## [Task to complete]
Retype the lines from the one containing "data-point — [233, 263, 248, 278]" through the one containing "y-tick-label: 0,1 — [82, 270, 109, 291]", both included, without changing anything.

Records from a data source:
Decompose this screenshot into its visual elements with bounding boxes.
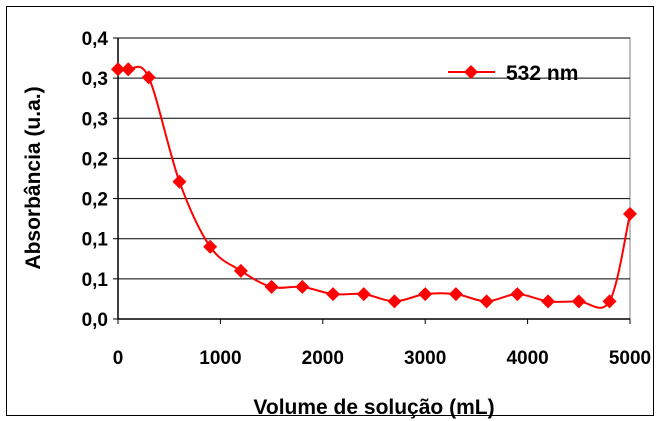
data-point — [233, 263, 248, 278]
legend-marker — [464, 65, 478, 79]
data-point — [121, 62, 136, 77]
plot-area — [117, 37, 631, 320]
data-point — [479, 294, 494, 309]
data-point — [571, 294, 586, 309]
x-tick-label: 3000 — [404, 348, 446, 369]
data-point — [448, 287, 463, 302]
data-point — [387, 294, 402, 309]
y-tick-label: 0,3 — [82, 69, 108, 90]
x-tick-label: 4000 — [506, 348, 548, 369]
y-tick-label: 0,0 — [82, 310, 108, 331]
data-point — [141, 70, 156, 85]
data-point — [295, 279, 310, 294]
data-point — [111, 62, 125, 77]
x-tick-label: 5000 — [609, 348, 651, 369]
x-tick-labels: 0 1000 2000 3000 4000 5000 — [113, 348, 651, 369]
axes — [113, 37, 631, 324]
x-tick-label: 1000 — [199, 348, 241, 369]
y-tick-label: 0,3 — [82, 109, 108, 130]
data-point — [602, 294, 617, 309]
y-tick-label: 0,2 — [82, 149, 108, 170]
y-tick-label: 0,1 — [82, 270, 109, 291]
data-point — [541, 294, 556, 309]
y-tick-label: 0,2 — [82, 190, 108, 211]
legend-label: 532 nm — [506, 62, 578, 85]
y-tick-label: 0,4 — [82, 29, 109, 50]
x-tick-label: 0 — [113, 348, 124, 369]
data-point — [326, 287, 341, 302]
data-point — [418, 287, 433, 302]
y-tick-label: 0,1 — [82, 230, 109, 251]
grid — [118, 37, 630, 280]
y-tick-labels: 0,0 0,1 0,1 0,2 0,2 0,3 0,3 0,4 — [82, 29, 109, 331]
y-axis-title: Absorbância (u.a.) — [22, 86, 45, 269]
data-point — [172, 174, 187, 189]
data-point — [203, 239, 218, 254]
series-group — [111, 62, 637, 309]
x-tick-label: 2000 — [302, 348, 344, 369]
data-point — [510, 287, 525, 302]
data-point — [623, 206, 637, 221]
data-point — [356, 287, 371, 302]
legend: 532 nm — [448, 62, 578, 85]
x-axis-title: Volume de solução (mL) — [253, 396, 494, 419]
data-point — [264, 279, 279, 294]
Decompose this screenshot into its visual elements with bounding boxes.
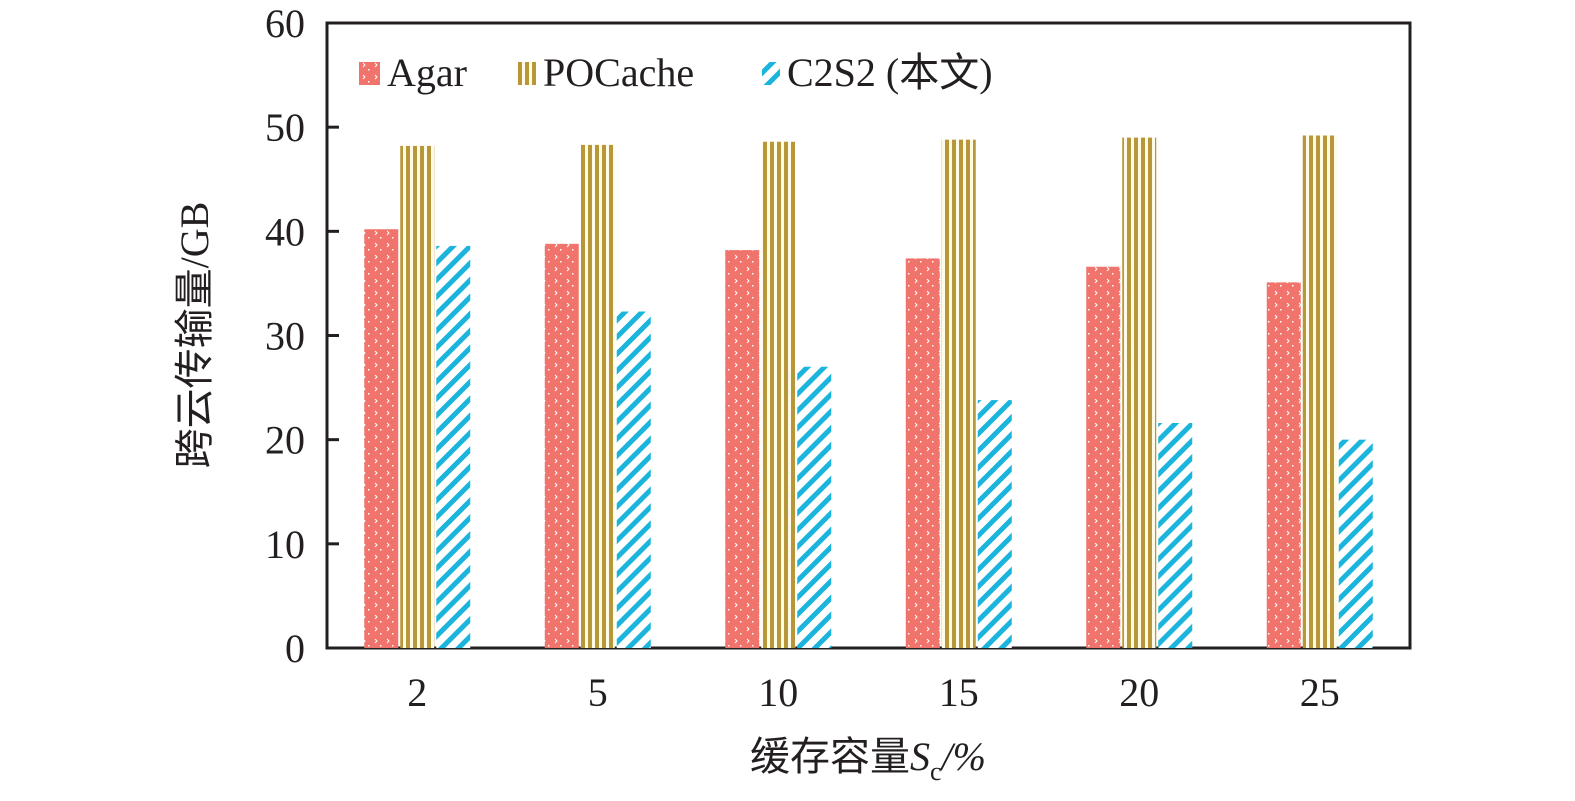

## [Exercise output]
data-point — [233, 263, 248, 278]
legend-marker — [464, 65, 478, 79]
data-point — [121, 62, 136, 77]
plot-area — [117, 37, 631, 320]
data-point — [479, 294, 494, 309]
data-point — [571, 294, 586, 309]
x-tick-label: 3000 — [404, 348, 446, 369]
data-point — [448, 287, 463, 302]
data-point — [387, 294, 402, 309]
y-tick-label: 0,3 — [82, 69, 108, 90]
x-tick-label: 4000 — [506, 348, 548, 369]
y-tick-label: 0,0 — [82, 310, 108, 331]
data-point — [141, 70, 156, 85]
data-point — [295, 279, 310, 294]
data-point — [111, 62, 125, 77]
x-tick-label: 5000 — [609, 348, 651, 369]
x-tick-labels: 0 1000 2000 3000 4000 5000 — [113, 348, 651, 369]
axes — [113, 37, 631, 324]
x-tick-label: 1000 — [199, 348, 241, 369]
y-tick-label: 0,3 — [82, 109, 108, 130]
data-point — [602, 294, 617, 309]
y-tick-label: 0,2 — [82, 149, 108, 170]
y-tick-label: 0,1 — [82, 270, 109, 291]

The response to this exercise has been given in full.